**Data provided**

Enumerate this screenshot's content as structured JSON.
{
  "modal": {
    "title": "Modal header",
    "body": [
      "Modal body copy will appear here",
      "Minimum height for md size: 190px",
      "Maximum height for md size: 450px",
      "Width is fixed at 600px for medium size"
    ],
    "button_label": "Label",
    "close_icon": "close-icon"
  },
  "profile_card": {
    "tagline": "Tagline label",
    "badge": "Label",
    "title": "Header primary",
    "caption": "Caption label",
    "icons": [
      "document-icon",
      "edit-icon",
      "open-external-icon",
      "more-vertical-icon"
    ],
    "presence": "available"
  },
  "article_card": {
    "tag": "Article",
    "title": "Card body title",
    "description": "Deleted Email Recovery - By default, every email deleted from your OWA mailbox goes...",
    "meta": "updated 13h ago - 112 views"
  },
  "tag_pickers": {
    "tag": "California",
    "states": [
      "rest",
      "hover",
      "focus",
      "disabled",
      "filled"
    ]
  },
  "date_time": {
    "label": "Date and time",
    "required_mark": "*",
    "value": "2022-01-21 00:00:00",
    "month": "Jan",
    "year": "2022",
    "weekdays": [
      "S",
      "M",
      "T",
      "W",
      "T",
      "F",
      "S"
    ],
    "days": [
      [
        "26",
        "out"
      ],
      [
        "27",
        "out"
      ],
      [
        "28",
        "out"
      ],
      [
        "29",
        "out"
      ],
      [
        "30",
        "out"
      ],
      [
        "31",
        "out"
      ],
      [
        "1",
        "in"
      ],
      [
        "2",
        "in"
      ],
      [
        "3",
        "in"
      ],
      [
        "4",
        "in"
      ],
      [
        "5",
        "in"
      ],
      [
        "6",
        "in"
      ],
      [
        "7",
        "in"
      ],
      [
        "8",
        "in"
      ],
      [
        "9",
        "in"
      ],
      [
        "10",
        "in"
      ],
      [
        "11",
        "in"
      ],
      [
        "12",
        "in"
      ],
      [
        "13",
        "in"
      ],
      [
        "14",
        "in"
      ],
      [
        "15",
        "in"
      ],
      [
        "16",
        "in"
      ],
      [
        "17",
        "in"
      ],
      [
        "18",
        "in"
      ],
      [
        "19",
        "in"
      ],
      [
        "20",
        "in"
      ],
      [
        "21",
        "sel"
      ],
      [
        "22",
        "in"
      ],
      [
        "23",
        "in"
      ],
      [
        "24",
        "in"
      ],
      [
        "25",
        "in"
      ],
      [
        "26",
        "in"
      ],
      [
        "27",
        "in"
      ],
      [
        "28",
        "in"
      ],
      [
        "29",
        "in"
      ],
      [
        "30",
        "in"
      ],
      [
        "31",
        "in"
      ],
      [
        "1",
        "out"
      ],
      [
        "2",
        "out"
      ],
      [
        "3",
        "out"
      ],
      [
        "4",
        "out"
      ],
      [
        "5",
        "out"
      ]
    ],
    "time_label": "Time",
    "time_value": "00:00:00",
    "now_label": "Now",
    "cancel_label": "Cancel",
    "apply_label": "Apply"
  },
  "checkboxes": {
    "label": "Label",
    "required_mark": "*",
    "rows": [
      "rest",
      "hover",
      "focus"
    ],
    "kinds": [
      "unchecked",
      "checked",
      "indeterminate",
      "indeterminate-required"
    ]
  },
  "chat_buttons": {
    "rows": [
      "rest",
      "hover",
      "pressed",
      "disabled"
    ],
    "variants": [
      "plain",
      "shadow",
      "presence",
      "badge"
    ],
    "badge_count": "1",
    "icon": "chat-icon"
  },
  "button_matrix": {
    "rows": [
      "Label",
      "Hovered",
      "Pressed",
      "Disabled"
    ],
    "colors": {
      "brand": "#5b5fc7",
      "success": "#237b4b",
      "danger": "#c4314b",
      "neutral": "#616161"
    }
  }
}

**Exercise instructions**
How many of the lines above hold the word "body"? Give only that number.

**Full answer**
3